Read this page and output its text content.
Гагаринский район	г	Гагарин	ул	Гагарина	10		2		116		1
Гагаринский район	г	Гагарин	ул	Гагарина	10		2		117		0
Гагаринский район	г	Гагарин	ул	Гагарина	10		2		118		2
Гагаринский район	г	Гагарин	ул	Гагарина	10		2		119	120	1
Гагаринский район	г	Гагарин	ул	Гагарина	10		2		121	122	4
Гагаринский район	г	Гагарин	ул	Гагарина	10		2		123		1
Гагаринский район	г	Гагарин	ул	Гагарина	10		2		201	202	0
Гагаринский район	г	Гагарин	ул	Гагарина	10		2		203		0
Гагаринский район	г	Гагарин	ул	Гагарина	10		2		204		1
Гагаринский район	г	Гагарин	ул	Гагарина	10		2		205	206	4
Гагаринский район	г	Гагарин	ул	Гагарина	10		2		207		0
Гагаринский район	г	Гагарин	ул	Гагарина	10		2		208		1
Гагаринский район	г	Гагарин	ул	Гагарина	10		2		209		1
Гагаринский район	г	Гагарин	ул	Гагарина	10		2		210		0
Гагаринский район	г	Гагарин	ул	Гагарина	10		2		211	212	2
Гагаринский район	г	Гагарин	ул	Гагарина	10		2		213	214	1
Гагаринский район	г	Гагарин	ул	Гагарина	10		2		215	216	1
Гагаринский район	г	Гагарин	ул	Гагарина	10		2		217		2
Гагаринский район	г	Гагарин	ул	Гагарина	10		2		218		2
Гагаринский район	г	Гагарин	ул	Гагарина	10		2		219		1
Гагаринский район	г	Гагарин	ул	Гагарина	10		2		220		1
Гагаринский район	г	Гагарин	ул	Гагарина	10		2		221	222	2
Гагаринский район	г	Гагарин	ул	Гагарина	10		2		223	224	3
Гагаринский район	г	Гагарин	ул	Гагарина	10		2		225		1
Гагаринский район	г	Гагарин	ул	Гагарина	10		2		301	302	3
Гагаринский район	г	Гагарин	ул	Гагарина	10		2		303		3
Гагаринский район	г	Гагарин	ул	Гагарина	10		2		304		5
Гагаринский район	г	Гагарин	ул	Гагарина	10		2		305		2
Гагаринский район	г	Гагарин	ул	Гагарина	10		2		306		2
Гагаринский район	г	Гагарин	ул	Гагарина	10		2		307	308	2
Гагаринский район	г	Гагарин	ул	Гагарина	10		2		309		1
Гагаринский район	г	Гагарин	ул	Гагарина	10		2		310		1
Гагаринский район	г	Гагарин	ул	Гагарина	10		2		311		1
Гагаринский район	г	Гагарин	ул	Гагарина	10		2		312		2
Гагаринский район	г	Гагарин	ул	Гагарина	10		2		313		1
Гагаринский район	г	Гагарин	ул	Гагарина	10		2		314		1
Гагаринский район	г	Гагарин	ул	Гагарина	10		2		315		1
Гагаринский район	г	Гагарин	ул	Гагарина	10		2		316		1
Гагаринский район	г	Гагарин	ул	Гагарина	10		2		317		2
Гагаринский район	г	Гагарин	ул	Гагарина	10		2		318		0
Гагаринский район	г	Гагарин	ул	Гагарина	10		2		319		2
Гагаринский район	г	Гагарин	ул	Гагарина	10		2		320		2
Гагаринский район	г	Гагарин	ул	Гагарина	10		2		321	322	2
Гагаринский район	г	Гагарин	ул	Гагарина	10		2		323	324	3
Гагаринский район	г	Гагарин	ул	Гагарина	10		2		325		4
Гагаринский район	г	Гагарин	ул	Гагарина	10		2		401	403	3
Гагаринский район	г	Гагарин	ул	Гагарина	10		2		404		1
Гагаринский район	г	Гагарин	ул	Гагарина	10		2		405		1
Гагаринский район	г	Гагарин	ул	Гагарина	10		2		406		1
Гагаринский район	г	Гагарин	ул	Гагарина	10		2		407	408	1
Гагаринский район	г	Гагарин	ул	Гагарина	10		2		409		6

^^^^

_Task directions:_ Exactly as shown, repeat every record.

_The response:_
Read this page and output its text content.
Гагаринский район	г	Гагарин	ул	Гагарина	10		2		116		1
Гагаринский район	г	Гагарин	ул	Гагарина	10		2		117		0
Гагаринский район	г	Гагарин	ул	Гагарина	10		2		118		2
Гагаринский район	г	Гагарин	ул	Гагарина	10		2		119	120	1
Гагаринский район	г	Гагарин	ул	Гагарина	10		2		121	122	4
Гагаринский район	г	Гагарин	ул	Гагарина	10		2		123		1
Гагаринский район	г	Гагарин	ул	Гагарина	10		2		201	202	0
Гагаринский район	г	Гагарин	ул	Гагарина	10		2		203		0
Гагаринский район	г	Гагарин	ул	Гагарина	10		2		204		1
Гагаринский район	г	Гагарин	ул	Гагарина	10		2		205	206	4
Гагаринский район	г	Гагарин	ул	Гагарина	10		2		207		0
Гагаринский район	г	Гагарин	ул	Гагарина	10		2		208		1
Гагаринский район	г	Гагарин	ул	Гагарина	10		2		209		1
Гагаринский район	г	Гагарин	ул	Гагарина	10		2		210		0
Гагаринский район	г	Гагарин	ул	Гагарина	10		2		211	212	2
Гагаринский район	г	Гагарин	ул	Гагарина	10		2		213	214	1
Гагаринский район	г	Гагарин	ул	Гагарина	10		2		215	216	1
Гагаринский район	г	Гагарин	ул	Гагарина	10		2		217		2
Гагаринский район	г	Гагарин	ул	Гагарина	10		2		218		2
Гагаринский район	г	Гагарин	ул	Гагарина	10		2		219		1
Гагаринский район	г	Гагарин	ул	Гагарина	10		2		220		1
Гагаринский район	г	Гагарин	ул	Гагарина	10		2		221	222	2
Гагаринский район	г	Гагарин	ул	Гагарина	10		2		223	224	3
Гагаринский район	г	Гагарин	ул	Гагарина	10		2		225		1
Гагаринский район	г	Гагарин	ул	Гагарина	10		2		301	302	3
Гагаринский район	г	Гагарин	ул	Гагарина	10		2		303		3
Гагаринский район	г	Гагарин	ул	Гагарина	10		2		304		5
Гагаринский район	г	Гагарин	ул	Гагарина	10		2		305		2
Гагаринский район	г	Гагарин	ул	Гагарина	10		2		306		2
Гагаринский район	г	Гагарин	ул	Гагарина	10		2		307	308	2
Гагаринский район	г	Гагарин	ул	Гагарина	10		2		309		1
Гагаринский район	г	Гагарин	ул	Гагарина	10		2		310		1
Гагаринский район	г	Гагарин	ул	Гагарина	10		2		311		1
Гагаринский район	г	Гагарин	ул	Гагарина	10		2		312		2
Гагаринский район	г	Гагарин	ул	Гагарина	10		2		313		1
Гагаринский район	г	Гагарин	ул	Гагарина	10		2		314		1
Гагаринский район	г	Гагарин	ул	Гагарина	10		2		315		1
Гагаринский район	г	Гагарин	ул	Гагарина	10		2		316		1
Гагаринский район	г	Гагарин	ул	Гагарина	10		2		317		2
Гагаринский район	г	Гагарин	ул	Гагарина	10		2		318		0
Гагаринский район	г	Гагарин	ул	Гагарина	10		2		319		2
Гагаринский район	г	Гагарин	ул	Гагарина	10		2		320		2
Гагаринский район	г	Гагарин	ул	Гагарина	10		2		321	322	2
Гагаринский район	г	Гагарин	ул	Гагарина	10		2		323	324	3
Гагаринский район	г	Гагарин	ул	Гагарина	10		2		325		4
Гагаринский район	г	Гагарин	ул	Гагарина	10		2		401	403	3
Гагаринский район	г	Гагарин	ул	Гагарина	10		2		404		1
Гагаринский район	г	Гагарин	ул	Гагарина	10		2		405		1
Гагаринский район	г	Гагарин	ул	Гагарина	10		2		406		1
Гагаринский район	г	Гагарин	ул	Гагарина	10		2		407	408	1
Гагаринский район	г	Гагарин	ул	Гагарина	10		2		409		6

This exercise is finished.